■ Given instruction: Rewrite every line of the material below as a Markdown table with two columns, No. and Line, numbering the rows and skipping any blank lines.

begin Supplied data

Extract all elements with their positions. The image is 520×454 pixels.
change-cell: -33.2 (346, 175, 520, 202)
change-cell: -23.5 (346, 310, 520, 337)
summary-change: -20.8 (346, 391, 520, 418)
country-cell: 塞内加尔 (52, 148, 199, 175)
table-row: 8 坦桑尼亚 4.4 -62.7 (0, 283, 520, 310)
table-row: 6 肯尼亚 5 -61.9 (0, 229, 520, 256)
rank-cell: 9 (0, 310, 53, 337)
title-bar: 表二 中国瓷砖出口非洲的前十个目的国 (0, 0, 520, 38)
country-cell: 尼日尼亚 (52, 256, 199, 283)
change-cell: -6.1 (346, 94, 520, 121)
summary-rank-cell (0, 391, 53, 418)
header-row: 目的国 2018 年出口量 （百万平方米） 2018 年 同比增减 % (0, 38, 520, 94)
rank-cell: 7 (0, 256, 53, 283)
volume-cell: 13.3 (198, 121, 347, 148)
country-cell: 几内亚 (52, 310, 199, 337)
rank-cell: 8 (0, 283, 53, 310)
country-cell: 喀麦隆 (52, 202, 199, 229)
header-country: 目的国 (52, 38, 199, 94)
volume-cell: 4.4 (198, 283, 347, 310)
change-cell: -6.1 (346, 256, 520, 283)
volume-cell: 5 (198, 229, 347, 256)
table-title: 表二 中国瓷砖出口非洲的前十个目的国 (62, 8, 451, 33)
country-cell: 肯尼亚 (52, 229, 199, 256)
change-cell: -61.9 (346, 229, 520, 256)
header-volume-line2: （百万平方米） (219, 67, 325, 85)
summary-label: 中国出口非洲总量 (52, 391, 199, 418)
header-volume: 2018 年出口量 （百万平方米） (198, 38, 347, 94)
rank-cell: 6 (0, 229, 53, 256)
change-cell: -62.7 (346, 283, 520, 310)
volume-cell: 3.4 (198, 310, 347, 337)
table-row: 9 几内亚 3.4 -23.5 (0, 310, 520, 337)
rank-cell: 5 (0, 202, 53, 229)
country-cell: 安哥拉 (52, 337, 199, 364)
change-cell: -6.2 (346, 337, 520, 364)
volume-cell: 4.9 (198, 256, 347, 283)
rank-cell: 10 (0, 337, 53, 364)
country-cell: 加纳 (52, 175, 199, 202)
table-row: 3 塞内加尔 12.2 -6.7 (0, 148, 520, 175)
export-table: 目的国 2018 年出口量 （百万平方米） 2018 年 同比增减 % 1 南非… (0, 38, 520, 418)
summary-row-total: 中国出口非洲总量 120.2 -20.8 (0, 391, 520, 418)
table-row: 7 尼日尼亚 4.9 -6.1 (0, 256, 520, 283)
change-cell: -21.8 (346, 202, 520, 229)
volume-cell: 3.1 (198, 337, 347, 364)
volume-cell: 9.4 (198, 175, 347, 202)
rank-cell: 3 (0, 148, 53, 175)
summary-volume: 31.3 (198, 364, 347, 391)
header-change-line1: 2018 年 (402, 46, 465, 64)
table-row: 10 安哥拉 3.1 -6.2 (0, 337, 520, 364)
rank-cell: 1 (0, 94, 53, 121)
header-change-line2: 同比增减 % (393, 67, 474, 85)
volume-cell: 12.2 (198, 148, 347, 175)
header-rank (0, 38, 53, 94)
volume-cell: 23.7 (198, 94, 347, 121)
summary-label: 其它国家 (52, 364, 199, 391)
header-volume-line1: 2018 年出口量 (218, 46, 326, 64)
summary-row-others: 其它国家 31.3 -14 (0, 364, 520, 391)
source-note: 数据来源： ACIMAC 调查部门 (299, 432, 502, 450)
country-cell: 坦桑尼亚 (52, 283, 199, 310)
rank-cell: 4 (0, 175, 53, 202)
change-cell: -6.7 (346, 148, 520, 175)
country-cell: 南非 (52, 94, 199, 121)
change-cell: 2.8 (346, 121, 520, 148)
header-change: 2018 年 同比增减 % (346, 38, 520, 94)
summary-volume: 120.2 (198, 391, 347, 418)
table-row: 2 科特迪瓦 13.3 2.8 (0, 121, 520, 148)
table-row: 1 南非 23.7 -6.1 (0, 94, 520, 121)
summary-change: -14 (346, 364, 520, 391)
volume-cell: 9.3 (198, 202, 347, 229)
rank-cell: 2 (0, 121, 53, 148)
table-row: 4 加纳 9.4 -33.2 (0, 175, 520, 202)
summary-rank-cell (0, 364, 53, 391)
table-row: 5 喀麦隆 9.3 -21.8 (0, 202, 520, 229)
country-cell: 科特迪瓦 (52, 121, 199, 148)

end Supplied data

■ Worked answer:
| No. | Line |
|---|---|
| 1 | Extract all elements with their positions. The image is 520×454 pixels. |
| 2 | change-cell: -33.2 (346, 175, 520, 202) |
| 3 | change-cell: -23.5 (346, 310, 520, 337) |
| 4 | summary-change: -20.8 (346, 391, 520, 418) |
| 5 | country-cell: 塞内加尔 (52, 148, 199, 175) |
| 6 | table-row: 8 坦桑尼亚 4.4 -62.7 (0, 283, 520, 310) |
| 7 | table-row: 6 肯尼亚 5 -61.9 (0, 229, 520, 256) |
| 8 | rank-cell: 9 (0, 310, 53, 337) |
| 9 | title-bar: 表二 中国瓷砖出口非洲的前十个目的国 (0, 0, 520, 38) |
| 10 | country-cell: 尼日尼亚 (52, 256, 199, 283) |
| 11 | change-cell: -6.1 (346, 94, 520, 121) |
| 12 | summary-rank-cell (0, 391, 53, 418) |
| 13 | header-row: 目的国 2018 年出口量 （百万平方米） 2018 年 同比增减 % (0, 38, 520, 94) |
| 14 | rank-cell: 7 (0, 256, 53, 283) |
| 15 | volume-cell: 13.3 (198, 121, 347, 148) |
| 16 | country-cell: 几内亚 (52, 310, 199, 337) |
| 17 | rank-cell: 8 (0, 283, 53, 310) |
| 18 | country-cell: 喀麦隆 (52, 202, 199, 229) |
| 19 | header-country: 目的国 (52, 38, 199, 94) |
| 20 | volume-cell: 4.4 (198, 283, 347, 310) |
| 21 | change-cell: -6.1 (346, 256, 520, 283) |
| 22 | volume-cell: 5 (198, 229, 347, 256) |
| 23 | table-title: 表二 中国瓷砖出口非洲的前十个目的国 (62, 8, 451, 33) |
| 24 | country-cell: 肯尼亚 (52, 229, 199, 256) |
| 25 | change-cell: -61.9 (346, 229, 520, 256) |
| 26 | header-volume-line2: （百万平方米） (219, 67, 325, 85) |
| 27 | summary-label: 中国出口非洲总量 (52, 391, 199, 418) |
| 28 | header-volume: 2018 年出口量 （百万平方米） (198, 38, 347, 94) |
| 29 | rank-cell: 6 (0, 229, 53, 256) |
| 30 | change-cell: -62.7 (346, 283, 520, 310) |
| 31 | volume-cell: 3.4 (198, 310, 347, 337) |
| 32 | table-row: 9 几内亚 3.4 -23.5 (0, 310, 520, 337) |
| 33 | rank-cell: 5 (0, 202, 53, 229) |
| 34 | country-cell: 安哥拉 (52, 337, 199, 364) |
| 35 | change-cell: -6.2 (346, 337, 520, 364) |
| 36 | volume-cell: 4.9 (198, 256, 347, 283) |
| 37 | rank-cell: 10 (0, 337, 53, 364) |
| 38 | country-cell: 加纳 (52, 175, 199, 202) |
| 39 | table-row: 3 塞内加尔 12.2 -6.7 (0, 148, 520, 175) |
| 40 | export-table: 目的国 2018 年出口量 （百万平方米） 2018 年 同比增减 % 1 南非… (0, 38, 520, 418) |
| 41 | summary-row-total: 中国出口非洲总量 120.2 -20.8 (0, 391, 520, 418) |
| 42 | table-row: 7 尼日尼亚 4.9 -6.1 (0, 256, 520, 283) |
| 43 | change-cell: -21.8 (346, 202, 520, 229) |
| 44 | volume-cell: 3.1 (198, 337, 347, 364) |
| 45 | volume-cell: 9.4 (198, 175, 347, 202) |
| 46 | rank-cell: 3 (0, 148, 53, 175) |
| 47 | summary-volume: 31.3 (198, 364, 347, 391) |
| 48 | header-change-line1: 2018 年 (402, 46, 465, 64) |
| 49 | table-row: 10 安哥拉 3.1 -6.2 (0, 337, 520, 364) |
| 50 | rank-cell: 1 (0, 94, 53, 121) |
| 51 | header-change-line2: 同比增减 % (393, 67, 474, 85) |
| 52 | volume-cell: 12.2 (198, 148, 347, 175) |
| 53 | header-rank (0, 38, 53, 94) |
| 54 | volume-cell: 23.7 (198, 94, 347, 121) |
| 55 | summary-label: 其它国家 (52, 364, 199, 391) |
| 56 | header-volume-line1: 2018 年出口量 (218, 46, 326, 64) |
| 57 | summary-row-others: 其它国家 31.3 -14 (0, 364, 520, 391) |
| 58 | source-note: 数据来源： ACIMAC 调查部门 (299, 432, 502, 450) |
| 59 | country-cell: 坦桑尼亚 (52, 283, 199, 310) |
| 60 | rank-cell: 4 (0, 175, 53, 202) |
| 61 | change-cell: -6.7 (346, 148, 520, 175) |
| 62 | country-cell: 南非 (52, 94, 199, 121) |
| 63 | change-cell: 2.8 (346, 121, 520, 148) |
| 64 | header-change: 2018 年 同比增减 % (346, 38, 520, 94) |
| 65 | summary-volume: 120.2 (198, 391, 347, 418) |
| 66 | table-row: 2 科特迪瓦 13.3 2.8 (0, 121, 520, 148) |
| 67 | table-row: 1 南非 23.7 -6.1 (0, 94, 520, 121) |
| 68 | summary-change: -14 (346, 364, 520, 391) |
| 69 | volume-cell: 9.3 (198, 202, 347, 229) |
| 70 | rank-cell: 2 (0, 121, 53, 148) |
| 71 | table-row: 4 加纳 9.4 -33.2 (0, 175, 520, 202) |
| 72 | summary-rank-cell (0, 364, 53, 391) |
| 73 | table-row: 5 喀麦隆 9.3 -21.8 (0, 202, 520, 229) |
| 74 | country-cell: 科特迪瓦 (52, 121, 199, 148) |